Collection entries
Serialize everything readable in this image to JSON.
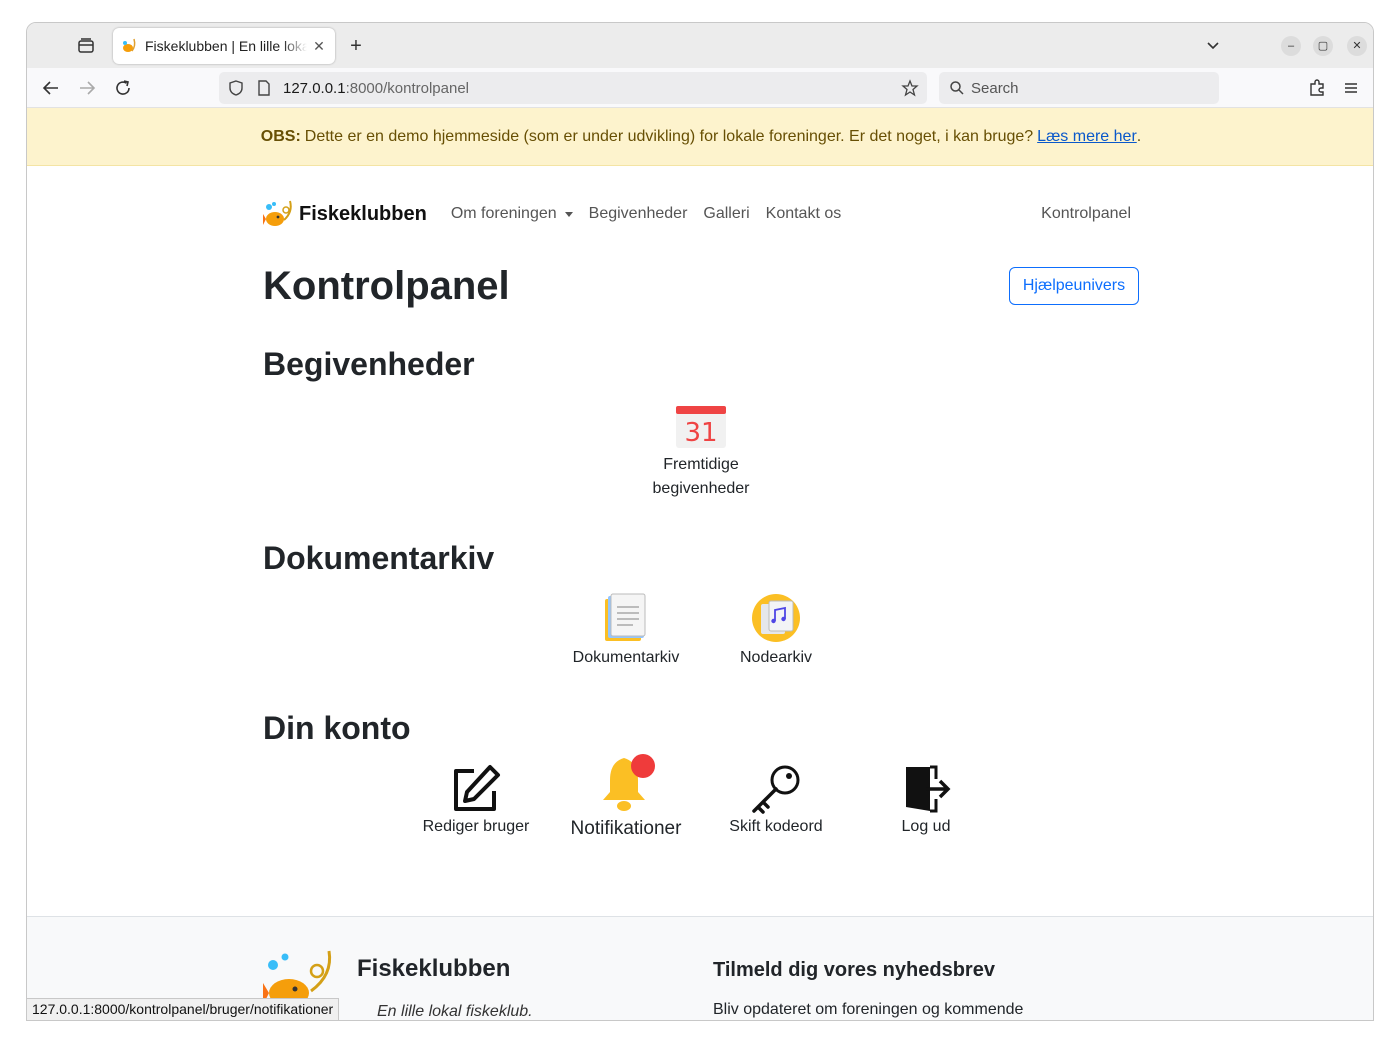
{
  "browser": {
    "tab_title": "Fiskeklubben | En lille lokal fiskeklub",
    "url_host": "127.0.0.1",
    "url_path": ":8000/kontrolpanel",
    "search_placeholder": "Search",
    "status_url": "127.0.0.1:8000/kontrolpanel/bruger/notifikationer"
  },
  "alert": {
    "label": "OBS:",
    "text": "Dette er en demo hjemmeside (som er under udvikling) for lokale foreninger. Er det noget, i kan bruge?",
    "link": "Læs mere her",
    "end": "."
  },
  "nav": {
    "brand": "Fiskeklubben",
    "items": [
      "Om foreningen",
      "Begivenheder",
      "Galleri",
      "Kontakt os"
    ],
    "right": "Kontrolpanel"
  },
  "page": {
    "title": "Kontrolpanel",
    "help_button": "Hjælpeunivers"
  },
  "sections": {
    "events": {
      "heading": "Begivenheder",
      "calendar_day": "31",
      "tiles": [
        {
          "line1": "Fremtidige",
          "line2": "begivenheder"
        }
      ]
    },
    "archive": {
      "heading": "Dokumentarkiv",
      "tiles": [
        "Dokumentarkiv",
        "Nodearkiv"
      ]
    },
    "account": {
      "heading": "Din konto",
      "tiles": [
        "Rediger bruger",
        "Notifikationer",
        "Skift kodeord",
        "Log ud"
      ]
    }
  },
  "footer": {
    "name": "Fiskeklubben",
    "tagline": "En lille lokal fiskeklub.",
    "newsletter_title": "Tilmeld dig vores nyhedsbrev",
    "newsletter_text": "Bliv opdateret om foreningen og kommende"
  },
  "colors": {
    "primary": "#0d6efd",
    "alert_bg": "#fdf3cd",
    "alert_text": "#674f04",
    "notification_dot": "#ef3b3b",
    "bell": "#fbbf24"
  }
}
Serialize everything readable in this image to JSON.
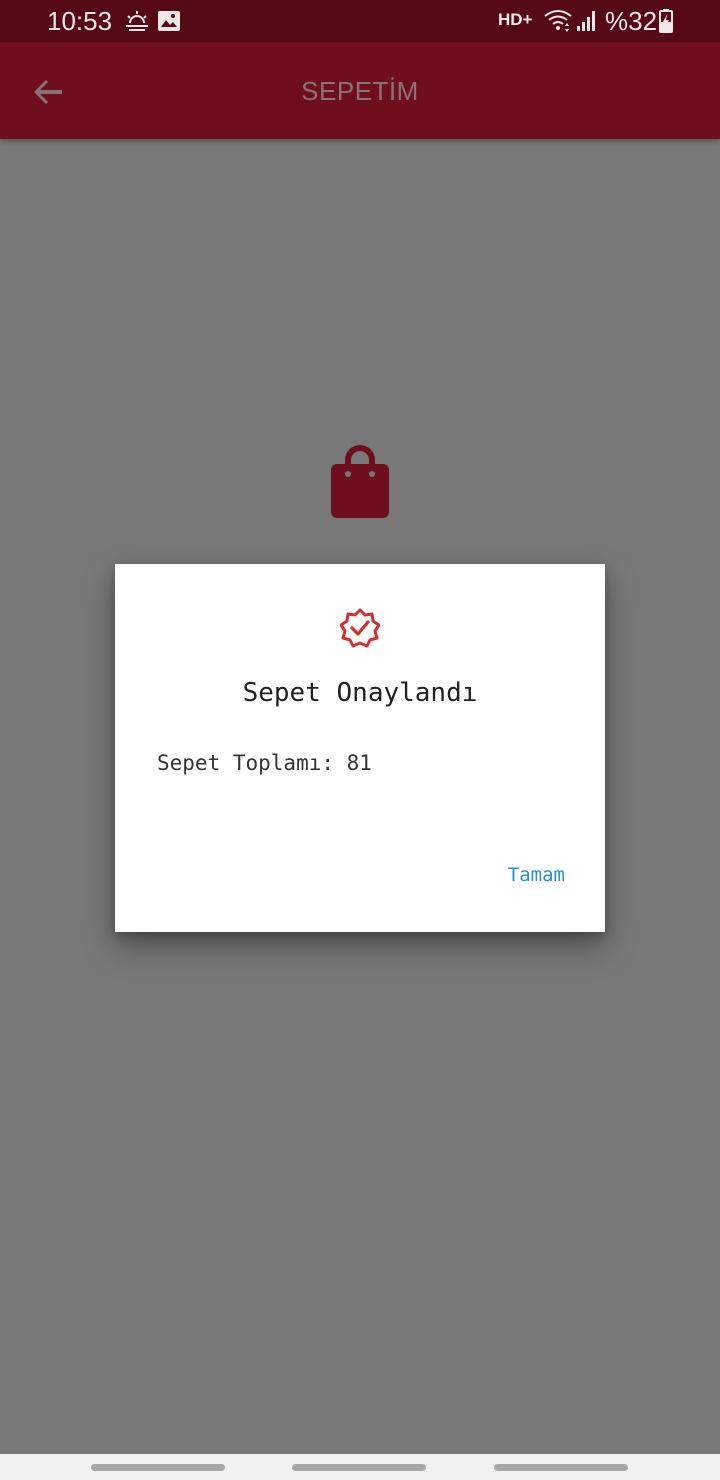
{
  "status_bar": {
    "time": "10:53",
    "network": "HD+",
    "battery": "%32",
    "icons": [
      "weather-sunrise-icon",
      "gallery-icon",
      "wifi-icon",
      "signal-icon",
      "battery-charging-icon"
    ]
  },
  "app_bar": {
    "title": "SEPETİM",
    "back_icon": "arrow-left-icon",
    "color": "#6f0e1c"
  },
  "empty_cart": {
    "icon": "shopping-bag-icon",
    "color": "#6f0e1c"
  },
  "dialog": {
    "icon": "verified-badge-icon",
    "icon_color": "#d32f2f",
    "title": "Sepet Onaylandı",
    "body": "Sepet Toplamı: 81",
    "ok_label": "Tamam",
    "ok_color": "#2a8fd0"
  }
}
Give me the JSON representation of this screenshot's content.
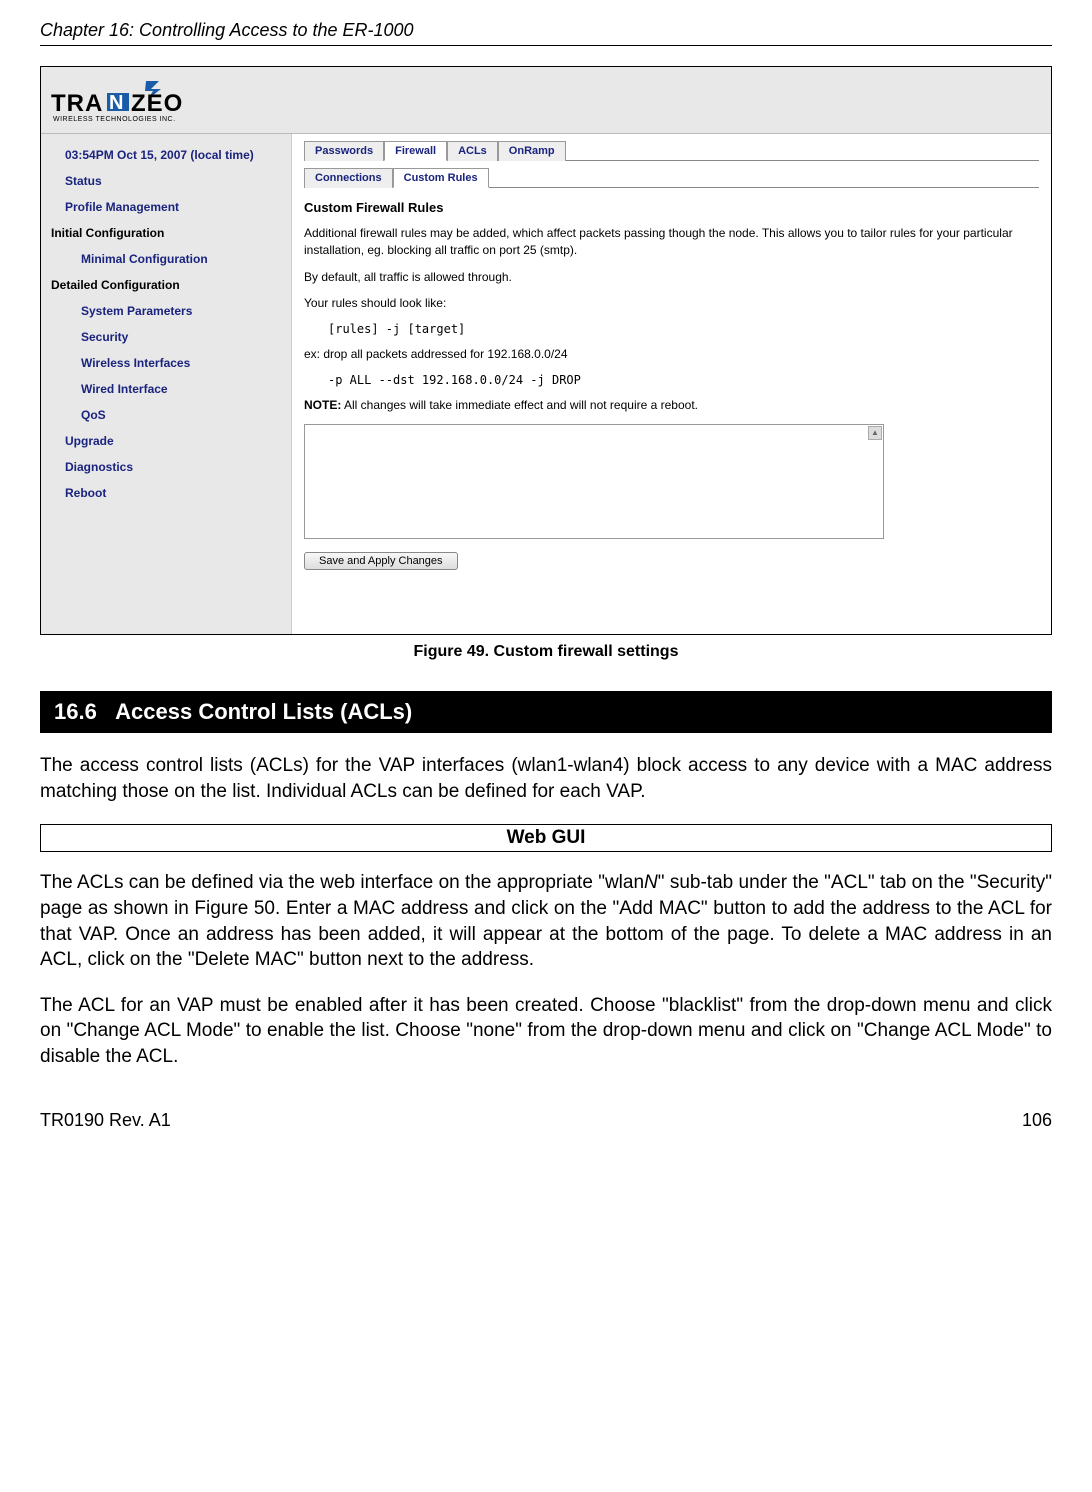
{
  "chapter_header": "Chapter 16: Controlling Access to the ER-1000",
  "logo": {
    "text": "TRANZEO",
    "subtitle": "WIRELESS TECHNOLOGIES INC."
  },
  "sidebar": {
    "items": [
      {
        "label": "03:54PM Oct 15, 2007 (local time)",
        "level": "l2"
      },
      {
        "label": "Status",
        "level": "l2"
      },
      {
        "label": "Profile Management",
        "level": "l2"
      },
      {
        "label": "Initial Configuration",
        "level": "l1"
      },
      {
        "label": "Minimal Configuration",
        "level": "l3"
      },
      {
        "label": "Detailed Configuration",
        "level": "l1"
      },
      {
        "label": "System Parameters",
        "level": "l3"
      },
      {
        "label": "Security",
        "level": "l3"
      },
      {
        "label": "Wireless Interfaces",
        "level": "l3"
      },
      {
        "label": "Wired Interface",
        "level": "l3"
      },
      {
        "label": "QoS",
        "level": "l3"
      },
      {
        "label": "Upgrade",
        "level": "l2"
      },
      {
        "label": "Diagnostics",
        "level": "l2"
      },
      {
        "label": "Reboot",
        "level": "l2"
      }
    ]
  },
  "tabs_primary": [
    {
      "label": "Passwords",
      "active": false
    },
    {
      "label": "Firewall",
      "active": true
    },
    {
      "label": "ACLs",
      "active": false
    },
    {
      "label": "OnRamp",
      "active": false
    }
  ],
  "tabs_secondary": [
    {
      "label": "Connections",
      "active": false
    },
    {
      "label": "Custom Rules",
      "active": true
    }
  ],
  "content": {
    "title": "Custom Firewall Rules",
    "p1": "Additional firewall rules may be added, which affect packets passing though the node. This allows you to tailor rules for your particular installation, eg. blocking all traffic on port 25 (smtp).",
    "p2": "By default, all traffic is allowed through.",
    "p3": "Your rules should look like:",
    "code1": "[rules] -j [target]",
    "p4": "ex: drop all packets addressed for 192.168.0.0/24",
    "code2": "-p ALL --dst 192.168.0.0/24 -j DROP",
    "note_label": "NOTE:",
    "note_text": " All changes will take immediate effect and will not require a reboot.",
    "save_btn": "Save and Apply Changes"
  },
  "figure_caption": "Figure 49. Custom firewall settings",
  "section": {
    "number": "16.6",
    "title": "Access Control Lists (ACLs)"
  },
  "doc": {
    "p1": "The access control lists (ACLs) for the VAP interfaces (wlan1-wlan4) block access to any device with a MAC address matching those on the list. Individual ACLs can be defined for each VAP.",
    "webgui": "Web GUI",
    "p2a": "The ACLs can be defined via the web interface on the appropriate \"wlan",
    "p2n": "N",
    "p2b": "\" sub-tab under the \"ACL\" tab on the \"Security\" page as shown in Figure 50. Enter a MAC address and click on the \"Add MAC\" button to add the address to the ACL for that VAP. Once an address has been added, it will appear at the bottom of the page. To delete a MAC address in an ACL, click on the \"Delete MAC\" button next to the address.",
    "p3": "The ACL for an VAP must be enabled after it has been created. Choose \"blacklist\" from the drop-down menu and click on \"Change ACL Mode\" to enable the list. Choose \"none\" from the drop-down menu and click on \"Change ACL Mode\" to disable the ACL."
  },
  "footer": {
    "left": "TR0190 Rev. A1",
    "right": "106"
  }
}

• _Task instructions_:
Your task is to copy the entries in full and exactly, without any images.

• _In response_:
Serialize everything readable in this image to JSON.
{
  "browser": {
    "tab_title": "Fiskeklubben | En lille lokal fiskeklub",
    "url_host": "127.0.0.1",
    "url_path": ":8000/kontrolpanel",
    "search_placeholder": "Search",
    "status_url": "127.0.0.1:8000/kontrolpanel/bruger/notifikationer"
  },
  "alert": {
    "label": "OBS:",
    "text": "Dette er en demo hjemmeside (som er under udvikling) for lokale foreninger. Er det noget, i kan bruge?",
    "link": "Læs mere her",
    "end": "."
  },
  "nav": {
    "brand": "Fiskeklubben",
    "items": [
      "Om foreningen",
      "Begivenheder",
      "Galleri",
      "Kontakt os"
    ],
    "right": "Kontrolpanel"
  },
  "page": {
    "title": "Kontrolpanel",
    "help_button": "Hjælpeunivers"
  },
  "sections": {
    "events": {
      "heading": "Begivenheder",
      "calendar_day": "31",
      "tiles": [
        {
          "line1": "Fremtidige",
          "line2": "begivenheder"
        }
      ]
    },
    "archive": {
      "heading": "Dokumentarkiv",
      "tiles": [
        "Dokumentarkiv",
        "Nodearkiv"
      ]
    },
    "account": {
      "heading": "Din konto",
      "tiles": [
        "Rediger bruger",
        "Notifikationer",
        "Skift kodeord",
        "Log ud"
      ]
    }
  },
  "footer": {
    "name": "Fiskeklubben",
    "tagline": "En lille lokal fiskeklub.",
    "newsletter_title": "Tilmeld dig vores nyhedsbrev",
    "newsletter_text": "Bliv opdateret om foreningen og kommende"
  },
  "colors": {
    "primary": "#0d6efd",
    "alert_bg": "#fdf3cd",
    "alert_text": "#674f04",
    "notification_dot": "#ef3b3b",
    "bell": "#fbbf24"
  }
}
Serialize everything readable in this image to JSON.
{
  "status_bar": {
    "time": "10:53",
    "network": "HD+",
    "battery": "%32",
    "icons": [
      "weather-sunrise-icon",
      "gallery-icon",
      "wifi-icon",
      "signal-icon",
      "battery-charging-icon"
    ]
  },
  "app_bar": {
    "title": "SEPETİM",
    "back_icon": "arrow-left-icon",
    "color": "#6f0e1c"
  },
  "empty_cart": {
    "icon": "shopping-bag-icon",
    "color": "#6f0e1c"
  },
  "dialog": {
    "icon": "verified-badge-icon",
    "icon_color": "#d32f2f",
    "title": "Sepet Onaylandı",
    "body": "Sepet Toplamı: 81",
    "ok_label": "Tamam",
    "ok_color": "#2a8fd0"
  }
}
Give me the JSON representation of this screenshot's content.
{
  "chapter_header": "Chapter 16: Controlling Access to the ER-1000",
  "logo": {
    "text": "TRANZEO",
    "subtitle": "WIRELESS TECHNOLOGIES INC."
  },
  "sidebar": {
    "items": [
      {
        "label": "03:54PM Oct 15, 2007 (local time)",
        "level": "l2"
      },
      {
        "label": "Status",
        "level": "l2"
      },
      {
        "label": "Profile Management",
        "level": "l2"
      },
      {
        "label": "Initial Configuration",
        "level": "l1"
      },
      {
        "label": "Minimal Configuration",
        "level": "l3"
      },
      {
        "label": "Detailed Configuration",
        "level": "l1"
      },
      {
        "label": "System Parameters",
        "level": "l3"
      },
      {
        "label": "Security",
        "level": "l3"
      },
      {
        "label": "Wireless Interfaces",
        "level": "l3"
      },
      {
        "label": "Wired Interface",
        "level": "l3"
      },
      {
        "label": "QoS",
        "level": "l3"
      },
      {
        "label": "Upgrade",
        "level": "l2"
      },
      {
        "label": "Diagnostics",
        "level": "l2"
      },
      {
        "label": "Reboot",
        "level": "l2"
      }
    ]
  },
  "tabs_primary": [
    {
      "label": "Passwords",
      "active": false
    },
    {
      "label": "Firewall",
      "active": true
    },
    {
      "label": "ACLs",
      "active": false
    },
    {
      "label": "OnRamp",
      "active": false
    }
  ],
  "tabs_secondary": [
    {
      "label": "Connections",
      "active": false
    },
    {
      "label": "Custom Rules",
      "active": true
    }
  ],
  "content": {
    "title": "Custom Firewall Rules",
    "p1": "Additional firewall rules may be added, which affect packets passing though the node. This allows you to tailor rules for your particular installation, eg. blocking all traffic on port 25 (smtp).",
    "p2": "By default, all traffic is allowed through.",
    "p3": "Your rules should look like:",
    "code1": "[rules] -j [target]",
    "p4": "ex: drop all packets addressed for 192.168.0.0/24",
    "code2": "-p ALL --dst 192.168.0.0/24 -j DROP",
    "note_label": "NOTE:",
    "note_text": " All changes will take immediate effect and will not require a reboot.",
    "save_btn": "Save and Apply Changes"
  },
  "figure_caption": "Figure 49. Custom firewall settings",
  "section": {
    "number": "16.6",
    "title": "Access Control Lists (ACLs)"
  },
  "doc": {
    "p1": "The access control lists (ACLs) for the VAP interfaces (wlan1-wlan4) block access to any device with a MAC address matching those on the list. Individual ACLs can be defined for each VAP.",
    "webgui": "Web GUI",
    "p2a": "The ACLs can be defined via the web interface on the appropriate \"wlan",
    "p2n": "N",
    "p2b": "\" sub-tab under the \"ACL\" tab on the \"Security\" page as shown in Figure 50. Enter a MAC address and click on the \"Add MAC\" button to add the address to the ACL for that VAP. Once an address has been added, it will appear at the bottom of the page. To delete a MAC address in an ACL, click on the \"Delete MAC\" button next to the address.",
    "p3": "The ACL for an VAP must be enabled after it has been created. Choose \"blacklist\" from the drop-down menu and click on \"Change ACL Mode\" to enable the list. Choose \"none\" from the drop-down menu and click on \"Change ACL Mode\" to disable the ACL."
  },
  "footer": {
    "left": "TR0190 Rev. A1",
    "right": "106"
  }
}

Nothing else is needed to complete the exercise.